- Given problem
In the data below, locate each line with the word "يمينه" and list it.

--- Begin Records for this task ---

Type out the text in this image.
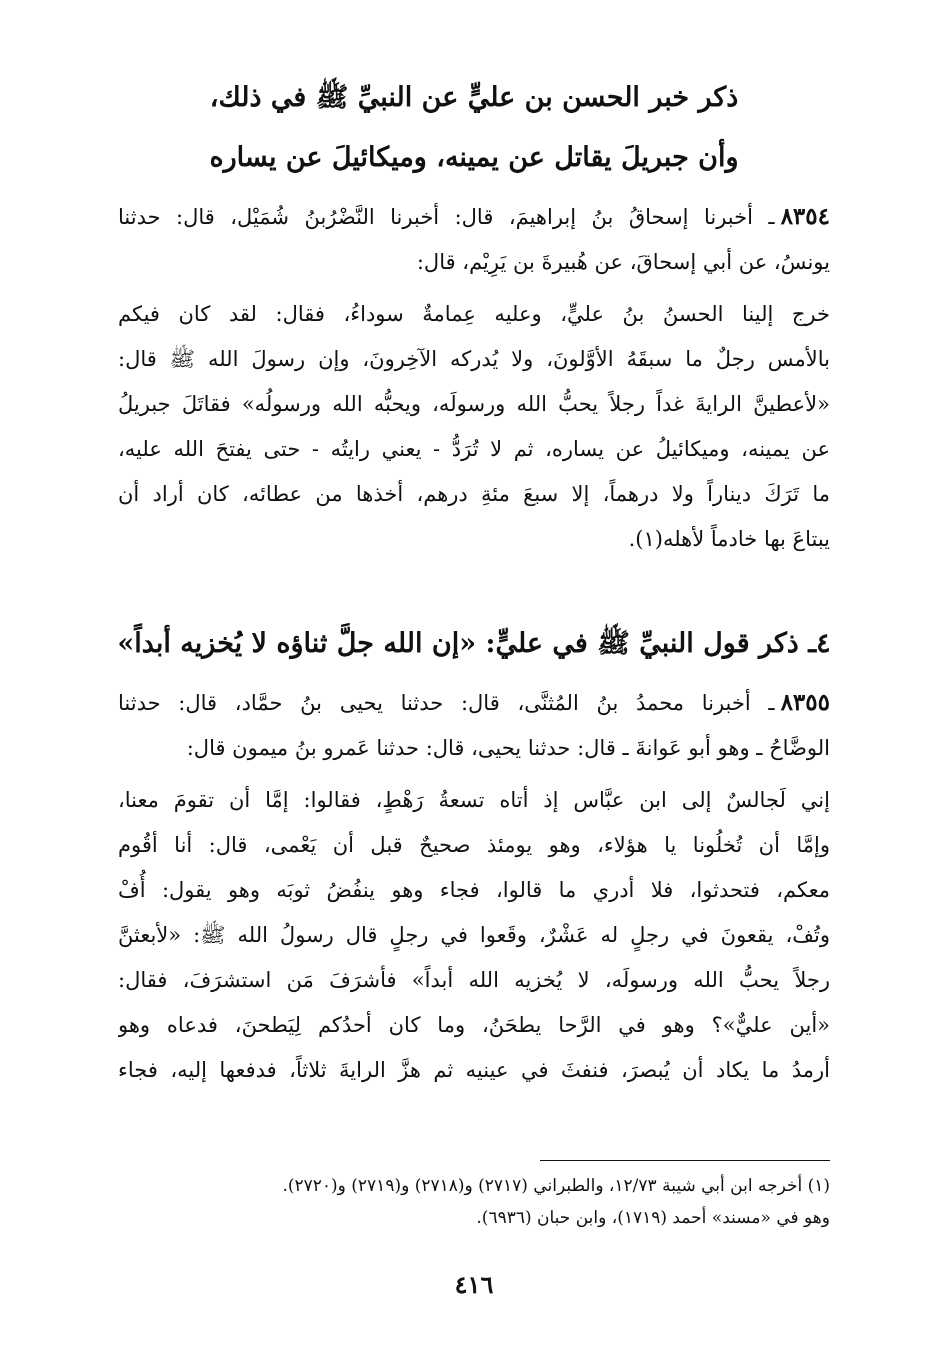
ذكر خبر الحسن بن عليٍّ عن النبيِّ ﷺ في ذلك،
وأن جبريلَ يقاتل عن يمينه، وميكائيلَ عن يساره
٨٣٥٤ـ أخبرنا إسحاقُ بنُ إبراهيمَ، قال: أخبرنا النَّضْرُبنُ شُمَيْل، قال: حدثنا
يونسُ، عن أبي إسحاقَ، عن هُبيرةَ بن يَرِيْم، قال:
خرج إلينا الحسنُ بنُ عليٍّ، وعليه عِمامةٌ سوداءُ، فقال: لقد كان فيكم
بالأمس رجلٌ ما سبقَهُ الأوَّلونَ، ولا يُدركه الآخِرونَ، وإن رسولَ الله ﷺ قال:
«لأعطينَّ الرايةَ غداً رجلاً يحبُّ الله ورسولَه، ويحبُّه الله ورسولُه» فقاتَلَ جبريلُ
عن يمينه، وميكائيلُ عن يساره، ثم لا تُرَدُّ - يعني رايتُه - حتى يفتحَ الله عليه،
ما تَرَكَ ديناراً ولا درهماً، إلا سبعَ مئةِ درهم، أخذها من عطائه، كان أراد أن
يبتاعَ بها خادماً لأهله(١).
٤ـ ذكر قول النبيِّ ﷺ في عليٍّ: «إن الله جلَّ ثناؤه لا يُخزيه أبداً»
٨٣٥٥ـ أخبرنا محمدُ بنُ المُثنَّى، قال: حدثنا يحيى بنُ حمَّاد، قال: حدثنا
الوضَّاحُ ـ وهو أبو عَوانةَ ـ قال: حدثنا يحيى، قال: حدثنا عَمرو بنُ ميمون قال:
إني لَجالسٌ إلى ابن عبَّاس إذ أتاه تسعةُ رَهْطٍ، فقالوا: إمَّا أن تقومَ معنا،
وإمَّا أن تُخلُونا يا هؤلاء، وهو يومئذ صحيحٌ قبل أن يَعْمى، قال: أنا أقُوم
معكم، فتحدثوا، فلا أدري ما قالوا، فجاء وهو ينفُضُ ثوبَه وهو يقول: أُفْ
وتُفْ، يقعونَ في رجلٍ له عَشْرٌ، وقَعوا في رجلٍ قال رسولُ الله ﷺ: «لأبعثنَّ
رجلاً يحبُّ الله ورسولَه، لا يُخزيه الله أبداً» فأشرَفَ مَن استشرَفَ، فقال:
«أين عليٌّ»؟ وهو في الرَّحا يطحَنُ، وما كان أحدُكم لِيَطحنَ، فدعاه وهو
أرمدُ ما يكاد أن يُبصرَ، فنفثَ في عينيه ثم هزَّ الرايةَ ثلاثاً، فدفعها إليه، فجاء
(١) أخرجه ابن أبي شيبة ١٢/٧٣، والطبراني (٢٧١٧) و(٢٧١٨) و(٢٧١٩) و(٢٧٢٠).
وهو في «مسند» أحمد (١٧١٩)، وابن حبان (٦٩٣٦).
٤١٦
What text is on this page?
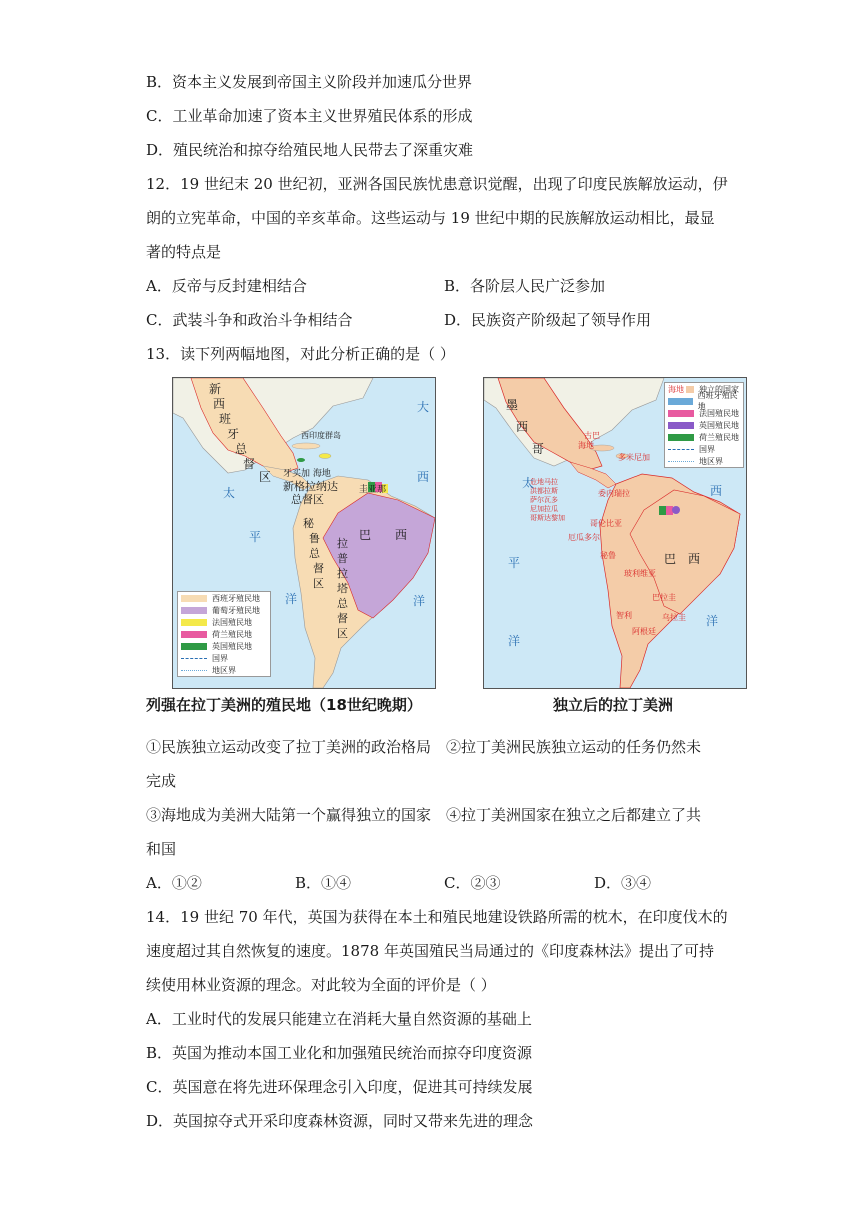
B．资本主义发展到帝国主义阶段并加速瓜分世界
C．工业革命加速了资本主义世界殖民体系的形成
D．殖民统治和掠夺给殖民地人民带去了深重灾难
12．19 世纪末 20 世纪初，亚洲各国民族忧患意识觉醒，出现了印度民族解放运动，伊
朗的立宪革命，中国的辛亥革命。这些运动与 19 世纪中期的民族解放运动相比，最显
著的特点是
A．反帝与反封建相结合	B．各阶层人民广泛参加
C．武装斗争和政治斗争相结合	D．民族资产阶级起了领导作用
13．读下列两幅地图，对此分析正确的是（ ）
新
西
班
牙
总
督
区
西印度群岛
牙买加 海地
新格拉纳达
总督区
圭亚那
巴　　西
秘
鲁
总
督
区
拉
普
拉
塔
总
督
区
大
太
西
平
洋	洋
西班牙殖民地
葡萄牙殖民地
法国殖民地
荷兰殖民地
英国殖民地
国界
地区界
列强在拉丁美洲的殖民地（18世纪晚期）
墨
西
哥
古巴
海地
多米尼加
危地马拉
洪都拉斯
萨尔瓦多
尼加拉瓜
哥斯达黎加
委内瑞拉
哥伦比亚
厄瓜多尔
秘鲁
玻利维亚
巴　西
巴拉圭
智利
阿根廷
乌拉圭
太
西
平
洋
洋
海地 独立的国家
西班牙殖民地
法国殖民地
英国殖民地
荷兰殖民地
国界
地区界
独立后的拉丁美洲
①民族独立运动改变了拉丁美洲的政治格局　②拉丁美洲民族独立运动的任务仍然未
完成
③海地成为美洲大陆第一个赢得独立的国家　④拉丁美洲国家在独立之后都建立了共
和国
A．①②	B．①④	C．②③	D．③④
14．19 世纪 70 年代，英国为获得在本土和殖民地建设铁路所需的枕木，在印度伐木的
速度超过其自然恢复的速度。1878 年英国殖民当局通过的《印度森林法》提出了可持
续使用林业资源的理念。对此较为全面的评价是（ ）
A．工业时代的发展只能建立在消耗大量自然资源的基础上
B．英国为推动本国工业化和加强殖民统治而掠夺印度资源
C．英国意在将先进环保理念引入印度，促进其可持续发展
D．英国掠夺式开采印度森林资源，同时又带来先进的理念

--- End Records for this task ---

- Reply
وأن جبريلَ يقاتل عن يمينه، وميكائيلَ عن يساره
عن يمينه، وميكائيلُ عن يساره، ثم لا تُرَدُّ - يعني رايتُه - حتى يفتحَ الله عليه،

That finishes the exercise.